> **GOAL**: Can you transcribe every entry word for word, skipping the images?

> **RECORD EXCERPTS**:
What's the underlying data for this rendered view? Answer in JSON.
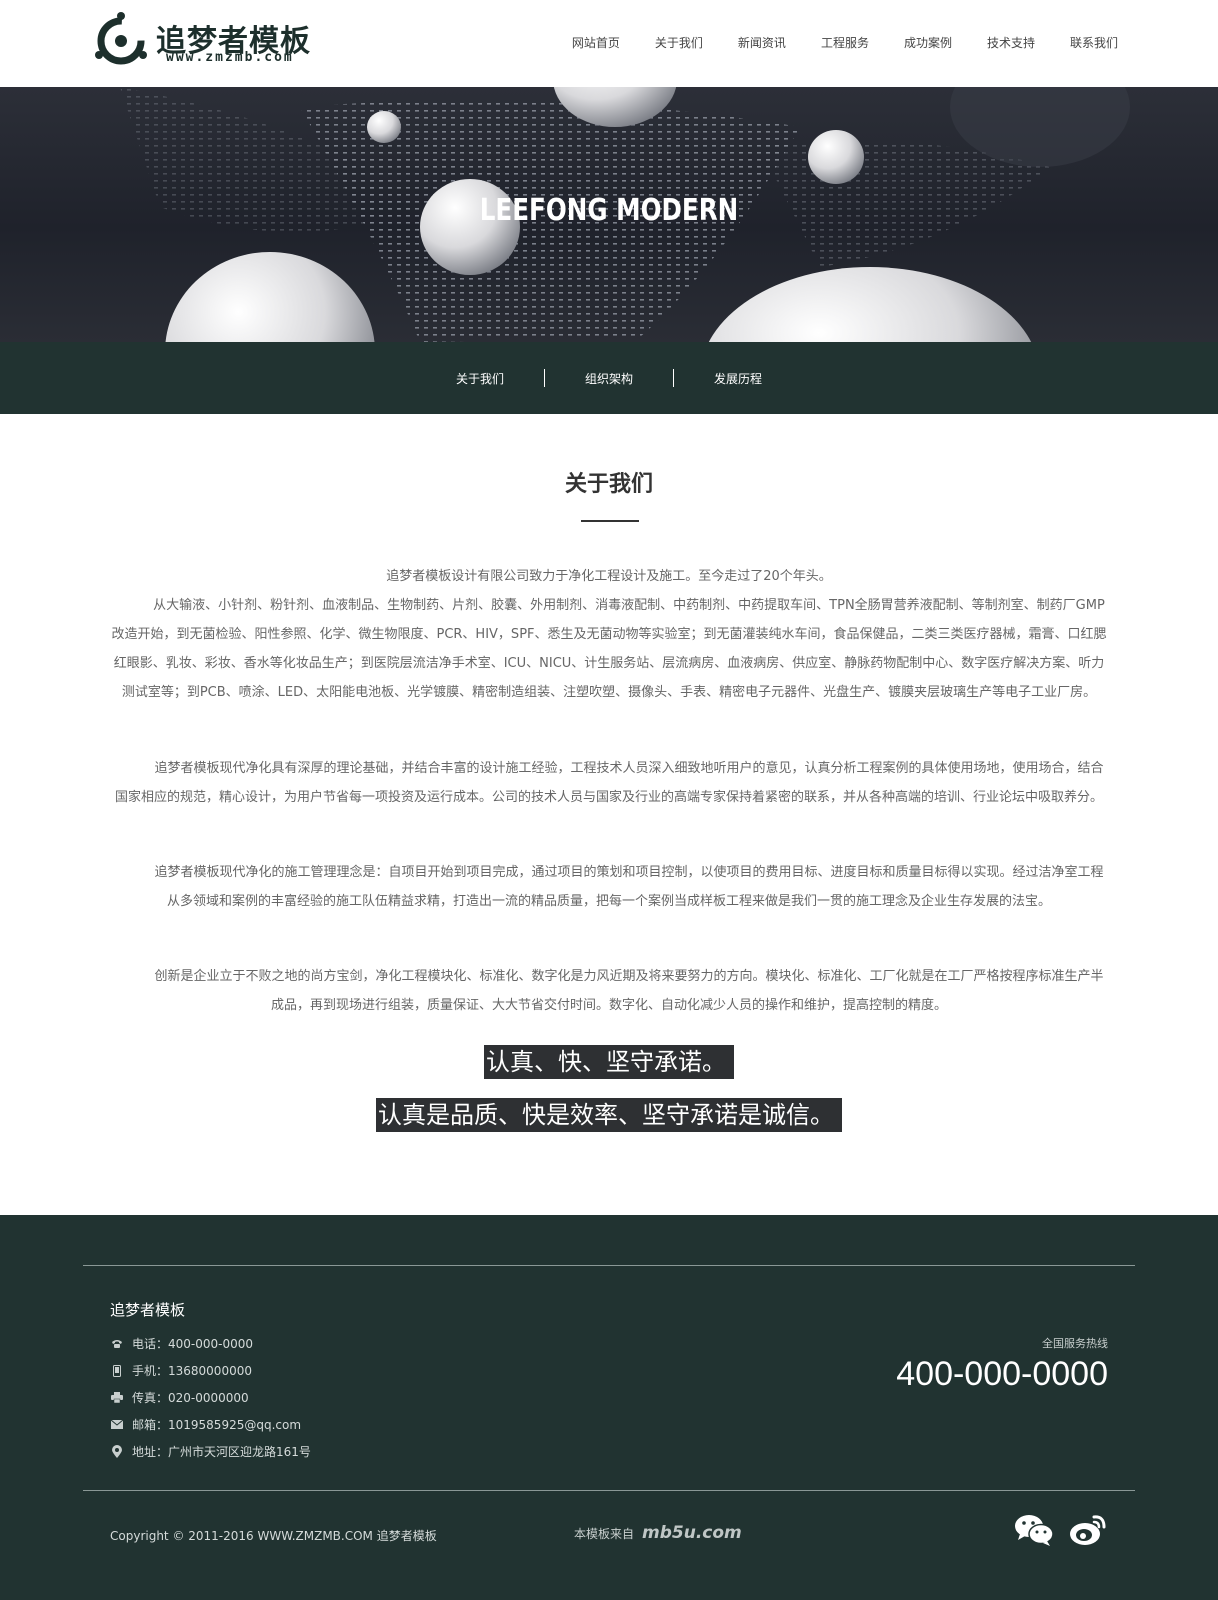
{
  "header": {
    "logo_title": "追梦者模板",
    "logo_sub": "www.zmzmb.com",
    "nav": [
      "网站首页",
      "关于我们",
      "新闻资讯",
      "工程服务",
      "成功案例",
      "技术支持",
      "联系我们"
    ]
  },
  "banner": {
    "title": "LEEFONG MODERN"
  },
  "subnav": [
    "关于我们",
    "组织架构",
    "发展历程"
  ],
  "content": {
    "title": "关于我们",
    "p1_line1": "追梦者模板设计有限公司致力于净化工程设计及施工。至今走过了20个年头。",
    "p1_line2": "从大输液、小针剂、粉针剂、血液制品、生物制药、片剂、胶囊、外用制剂、消毒液配制、中药制剂、中药提取车间、TPN全肠胃营养液配制、等制剂室、制药厂GMP改造开始，到无菌检验、阳性参照、化学、微生物限度、PCR、HIV，SPF、悉生及无菌动物等实验室；到无菌灌装纯水车间，食品保健品，二类三类医疗器械，霜膏、口红腮红眼影、乳妆、彩妆、香水等化妆品生产；到医院层流洁净手术室、ICU、NICU、计生服务站、层流病房、血液病房、供应室、静脉药物配制中心、数字医疗解决方案、听力测试室等；到PCB、喷涂、LED、太阳能电池板、光学镀膜、精密制造组装、注塑吹塑、摄像头、手表、精密电子元器件、光盘生产、镀膜夹层玻璃生产等电子工业厂房。",
    "p2": "追梦者模板现代净化具有深厚的理论基础，并结合丰富的设计施工经验，工程技术人员深入细致地听用户的意见，认真分析工程案例的具体使用场地，使用场合，结合国家相应的规范，精心设计，为用户节省每一项投资及运行成本。公司的技术人员与国家及行业的高端专家保持着紧密的联系，并从各种高端的培训、行业论坛中吸取养分。",
    "p3": "追梦者模板现代净化的施工管理理念是：自项目开始到项目完成，通过项目的策划和项目控制，以使项目的费用目标、进度目标和质量目标得以实现。经过洁净室工程从多领域和案例的丰富经验的施工队伍精益求精，打造出一流的精品质量，把每一个案例当成样板工程来做是我们一贯的施工理念及企业生存发展的法宝。",
    "p4": "创新是企业立于不败之地的尚方宝剑，净化工程模块化、标准化、数字化是力风近期及将来要努力的方向。模块化、标准化、工厂化就是在工厂严格按程序标准生产半成品，再到现场进行组装，质量保证、大大节省交付时间。数字化、自动化减少人员的操作和维护，提高控制的精度。",
    "highlight1": "认真、快、坚守承诺。",
    "highlight2": "认真是品质、快是效率、坚守承诺是诚信。"
  },
  "footer": {
    "company": "追梦者模板",
    "items": [
      {
        "icon": "phone-icon",
        "text": "电话：400-000-0000"
      },
      {
        "icon": "mobile-icon",
        "text": "手机：13680000000"
      },
      {
        "icon": "fax-icon",
        "text": "传真：020-0000000"
      },
      {
        "icon": "mail-icon",
        "text": "邮箱：1019585925@qq.com"
      },
      {
        "icon": "location-icon",
        "text": "地址：广州市天河区迎龙路161号"
      }
    ],
    "hotline_label": "全国服务热线",
    "hotline": "400-000-0000",
    "copyright": "Copyright © 2011-2016 WWW.ZMZMB.COM 追梦者模板",
    "credit_text": "本模板来自",
    "credit_brand": "mb5u.com",
    "social": [
      "wechat-icon",
      "weibo-icon"
    ]
  },
  "colors": {
    "dark_green": "#213331",
    "highlight_bg": "#2e3033",
    "text_gray": "#666666"
  }
}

> **TASK OUTPUT**:
What's the underlying data for this rendered view? Answer in JSON.
{
  "header": {
    "logo_title": "追梦者模板",
    "logo_sub": "www.zmzmb.com",
    "nav": [
      "网站首页",
      "关于我们",
      "新闻资讯",
      "工程服务",
      "成功案例",
      "技术支持",
      "联系我们"
    ]
  },
  "banner": {
    "title": "LEEFONG MODERN"
  },
  "subnav": [
    "关于我们",
    "组织架构",
    "发展历程"
  ],
  "content": {
    "title": "关于我们",
    "p1_line1": "追梦者模板设计有限公司致力于净化工程设计及施工。至今走过了20个年头。",
    "p1_line2": "从大输液、小针剂、粉针剂、血液制品、生物制药、片剂、胶囊、外用制剂、消毒液配制、中药制剂、中药提取车间、TPN全肠胃营养液配制、等制剂室、制药厂GMP改造开始，到无菌检验、阳性参照、化学、微生物限度、PCR、HIV，SPF、悉生及无菌动物等实验室；到无菌灌装纯水车间，食品保健品，二类三类医疗器械，霜膏、口红腮红眼影、乳妆、彩妆、香水等化妆品生产；到医院层流洁净手术室、ICU、NICU、计生服务站、层流病房、血液病房、供应室、静脉药物配制中心、数字医疗解决方案、听力测试室等；到PCB、喷涂、LED、太阳能电池板、光学镀膜、精密制造组装、注塑吹塑、摄像头、手表、精密电子元器件、光盘生产、镀膜夹层玻璃生产等电子工业厂房。",
    "p2": "追梦者模板现代净化具有深厚的理论基础，并结合丰富的设计施工经验，工程技术人员深入细致地听用户的意见，认真分析工程案例的具体使用场地，使用场合，结合国家相应的规范，精心设计，为用户节省每一项投资及运行成本。公司的技术人员与国家及行业的高端专家保持着紧密的联系，并从各种高端的培训、行业论坛中吸取养分。",
    "p3": "追梦者模板现代净化的施工管理理念是：自项目开始到项目完成，通过项目的策划和项目控制，以使项目的费用目标、进度目标和质量目标得以实现。经过洁净室工程从多领域和案例的丰富经验的施工队伍精益求精，打造出一流的精品质量，把每一个案例当成样板工程来做是我们一贯的施工理念及企业生存发展的法宝。",
    "p4": "创新是企业立于不败之地的尚方宝剑，净化工程模块化、标准化、数字化是力风近期及将来要努力的方向。模块化、标准化、工厂化就是在工厂严格按程序标准生产半成品，再到现场进行组装，质量保证、大大节省交付时间。数字化、自动化减少人员的操作和维护，提高控制的精度。",
    "highlight1": "认真、快、坚守承诺。",
    "highlight2": "认真是品质、快是效率、坚守承诺是诚信。"
  },
  "footer": {
    "company": "追梦者模板",
    "items": [
      {
        "icon": "phone-icon",
        "text": "电话：400-000-0000"
      },
      {
        "icon": "mobile-icon",
        "text": "手机：13680000000"
      },
      {
        "icon": "fax-icon",
        "text": "传真：020-0000000"
      },
      {
        "icon": "mail-icon",
        "text": "邮箱：1019585925@qq.com"
      },
      {
        "icon": "location-icon",
        "text": "地址：广州市天河区迎龙路161号"
      }
    ],
    "hotline_label": "全国服务热线",
    "hotline": "400-000-0000",
    "copyright": "Copyright © 2011-2016 WWW.ZMZMB.COM 追梦者模板",
    "credit_text": "本模板来自",
    "credit_brand": "mb5u.com",
    "social": [
      "wechat-icon",
      "weibo-icon"
    ]
  },
  "colors": {
    "dark_green": "#213331",
    "highlight_bg": "#2e3033",
    "text_gray": "#666666"
  }
}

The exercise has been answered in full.